Directions » Go through the entries below and write each one out exactly.

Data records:

----

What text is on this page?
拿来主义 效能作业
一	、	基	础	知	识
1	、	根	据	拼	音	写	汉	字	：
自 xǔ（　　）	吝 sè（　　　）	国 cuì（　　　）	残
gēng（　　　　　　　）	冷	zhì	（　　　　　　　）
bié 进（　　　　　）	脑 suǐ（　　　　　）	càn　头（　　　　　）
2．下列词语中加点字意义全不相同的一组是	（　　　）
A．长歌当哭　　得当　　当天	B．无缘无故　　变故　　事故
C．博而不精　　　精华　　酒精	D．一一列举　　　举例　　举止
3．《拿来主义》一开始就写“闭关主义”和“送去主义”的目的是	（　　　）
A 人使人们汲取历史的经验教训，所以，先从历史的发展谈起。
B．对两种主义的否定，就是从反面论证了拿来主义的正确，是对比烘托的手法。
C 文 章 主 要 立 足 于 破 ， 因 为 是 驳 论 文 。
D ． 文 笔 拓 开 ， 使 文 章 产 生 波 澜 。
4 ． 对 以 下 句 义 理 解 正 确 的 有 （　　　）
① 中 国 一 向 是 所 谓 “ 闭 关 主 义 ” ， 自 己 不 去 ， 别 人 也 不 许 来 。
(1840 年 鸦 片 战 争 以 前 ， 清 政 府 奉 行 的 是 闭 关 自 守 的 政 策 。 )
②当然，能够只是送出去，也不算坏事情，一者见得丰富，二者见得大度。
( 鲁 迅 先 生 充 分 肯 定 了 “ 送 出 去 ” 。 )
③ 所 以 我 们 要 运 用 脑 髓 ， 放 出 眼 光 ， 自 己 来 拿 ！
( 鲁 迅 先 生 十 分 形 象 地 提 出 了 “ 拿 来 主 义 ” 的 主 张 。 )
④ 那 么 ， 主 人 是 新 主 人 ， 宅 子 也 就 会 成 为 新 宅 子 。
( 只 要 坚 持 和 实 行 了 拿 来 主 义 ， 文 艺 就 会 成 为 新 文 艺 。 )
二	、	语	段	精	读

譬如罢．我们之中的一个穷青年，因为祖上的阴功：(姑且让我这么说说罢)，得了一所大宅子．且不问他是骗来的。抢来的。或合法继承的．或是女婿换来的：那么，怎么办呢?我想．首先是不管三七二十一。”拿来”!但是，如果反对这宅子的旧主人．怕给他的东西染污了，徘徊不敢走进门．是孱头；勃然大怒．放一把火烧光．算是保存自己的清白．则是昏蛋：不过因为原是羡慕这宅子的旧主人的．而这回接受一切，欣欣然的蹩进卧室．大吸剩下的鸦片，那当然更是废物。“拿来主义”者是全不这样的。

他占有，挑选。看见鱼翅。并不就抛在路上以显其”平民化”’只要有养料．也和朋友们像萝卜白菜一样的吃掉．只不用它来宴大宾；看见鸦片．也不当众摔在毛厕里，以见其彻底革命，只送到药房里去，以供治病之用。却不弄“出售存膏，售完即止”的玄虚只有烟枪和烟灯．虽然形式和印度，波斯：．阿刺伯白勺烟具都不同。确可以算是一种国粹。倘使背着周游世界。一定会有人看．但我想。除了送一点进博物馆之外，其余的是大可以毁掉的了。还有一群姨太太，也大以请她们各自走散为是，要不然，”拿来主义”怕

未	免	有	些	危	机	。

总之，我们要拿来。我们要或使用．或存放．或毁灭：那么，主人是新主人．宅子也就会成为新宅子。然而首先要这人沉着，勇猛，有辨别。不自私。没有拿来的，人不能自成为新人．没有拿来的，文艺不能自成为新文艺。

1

----

The output »
What text is on this page?
拿来主义 效能作业
一	、	基	础	知	识
1	、	根	据	拼	音	写	汉	字	：
自 xǔ（　　）	吝 sè（　　　）	国 cuì（　　　）	残
gēng（　　　　　　　）	冷	zhì	（　　　　　　　）
bié 进（　　　　　）	脑 suǐ（　　　　　）	càn　头（　　　　　）
2．下列词语中加点字意义全不相同的一组是	（　　　）
A．长歌当哭　　得当　　当天	B．无缘无故　　变故　　事故
C．博而不精　　　精华　　酒精	D．一一列举　　　举例　　举止
3．《拿来主义》一开始就写“闭关主义”和“送去主义”的目的是	（　　　）
A 人使人们汲取历史的经验教训，所以，先从历史的发展谈起。
B．对两种主义的否定，就是从反面论证了拿来主义的正确，是对比烘托的手法。
C 文 章 主 要 立 足 于 破 ， 因 为 是 驳 论 文 。
D ． 文 笔 拓 开 ， 使 文 章 产 生 波 澜 。
4 ． 对 以 下 句 义 理 解 正 确 的 有 （　　　）
① 中 国 一 向 是 所 谓 “ 闭 关 主 义 ” ， 自 己 不 去 ， 别 人 也 不 许 来 。
(1840 年 鸦 片 战 争 以 前 ， 清 政 府 奉 行 的 是 闭 关 自 守 的 政 策 。 )
②当然，能够只是送出去，也不算坏事情，一者见得丰富，二者见得大度。
( 鲁 迅 先 生 充 分 肯 定 了 “ 送 出 去 ” 。 )
③ 所 以 我 们 要 运 用 脑 髓 ， 放 出 眼 光 ， 自 己 来 拿 ！
( 鲁 迅 先 生 十 分 形 象 地 提 出 了 “ 拿 来 主 义 ” 的 主 张 。 )
④ 那 么 ， 主 人 是 新 主 人 ， 宅 子 也 就 会 成 为 新 宅 子 。
( 只 要 坚 持 和 实 行 了 拿 来 主 义 ， 文 艺 就 会 成 为 新 文 艺 。 )
二	、	语	段	精	读

譬如罢．我们之中的一个穷青年，因为祖上的阴功：(姑且让我这么说说罢)，得了一所大宅子．且不问他是骗来的。抢来的。或合法继承的．或是女婿换来的：那么，怎么办呢?我想．首先是不管三七二十一。”拿来”!但是，如果反对这宅子的旧主人．怕给他的东西染污了，徘徊不敢走进门．是孱头；勃然大怒．放一把火烧光．算是保存自己的清白．则是昏蛋：不过因为原是羡慕这宅子的旧主人的．而这回接受一切，欣欣然的蹩进卧室．大吸剩下的鸦片，那当然更是废物。“拿来主义”者是全不这样的。

他占有，挑选。看见鱼翅。并不就抛在路上以显其”平民化”’只要有养料．也和朋友们像萝卜白菜一样的吃掉．只不用它来宴大宾；看见鸦片．也不当众摔在毛厕里，以见其彻底革命，只送到药房里去，以供治病之用。却不弄“出售存膏，售完即止”的玄虚只有烟枪和烟灯．虽然形式和印度，波斯：．阿刺伯白勺烟具都不同。确可以算是一种国粹。倘使背着周游世界。一定会有人看．但我想。除了送一点进博物馆之外，其余的是大可以毁掉的了。还有一群姨太太，也大以请她们各自走散为是，要不然，”拿来主义”怕

未	免	有	些	危	机	。

总之，我们要拿来。我们要或使用．或存放．或毁灭：那么，主人是新主人．宅子也就会成为新宅子。然而首先要这人沉着，勇猛，有辨别。不自私。没有拿来的，人不能自成为新人．没有拿来的，文艺不能自成为新文艺。

1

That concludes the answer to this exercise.